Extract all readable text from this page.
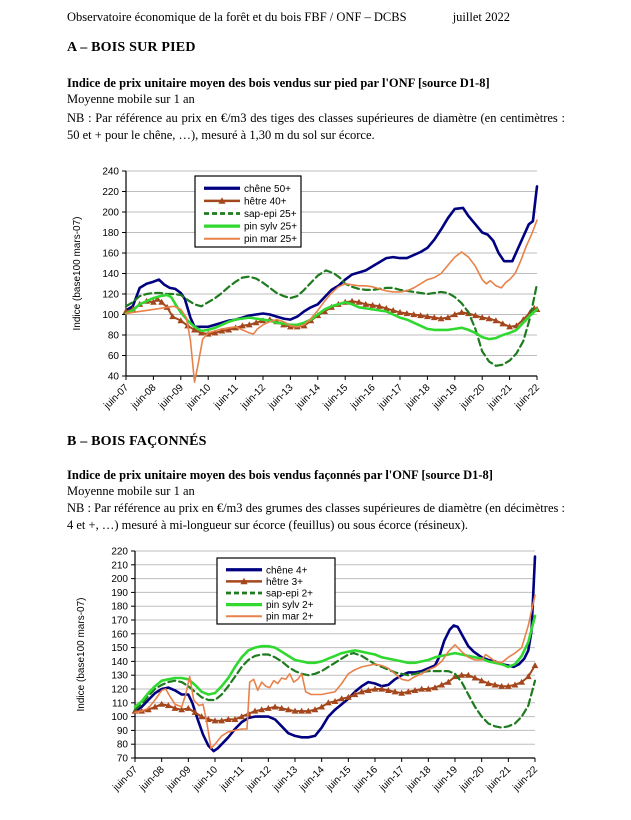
Observatoire économique de la forêt et du bois FBF / ONF – DCBS	juillet 2022
A – BOIS SUR PIED
Indice de prix unitaire moyen des bois vendus sur pied par l'ONF [source D1-8]
Moyenne mobile sur 1 an
NB : Par référence au prix en €/m3 des tiges des classes supérieures de diamètre (en centimètres : 50 et + pour le chêne, …), mesuré à 1,30 m du sol sur écorce.
40
60
80
100
120
140
160
180
200
220
240
juin-07
juin-08
juin-09
juin-10
juin-11
juin-12
juin-13
juin-14
juin-15
juin-16
juin-17
juin-18
juin-19
juin-20
juin-21
juin-22
Indice (base100 mars-07)
chêne 50+
hêtre 40+
sap-epi 25+
pin sylv 25+
pin mar 25+
B – BOIS FAÇONNÉS
Indice de prix unitaire moyen des bois vendus façonnés par l'ONF [source D1-8]
Moyenne mobile sur 1 an
NB : Par référence au prix en €/m3 des grumes des classes supérieures de diamètre (en décimètres : 4 et +, …) mesuré à mi-longueur sur écorce (feuillus) ou sous écorce (résineux).
70
80
90
100
110
120
130
140
150
160
170
180
190
200
210
220
juin-07
juin-08
juin-09
juin-10
juin-11
juin-12
juin-13
juin-14
juin-15
juin-16
juin-17
juin-18
juin-19
juin-20
juin-21
juin-22
Indice (base100 mars-07)
chêne 4+
hêtre 3+
sap-epi 2+
pin sylv 2+
pin mar 2+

┄┄┄┄┄┄

Count the lines in the records above that hold the word "unitaire", and give only that number.

Exercise answer:
2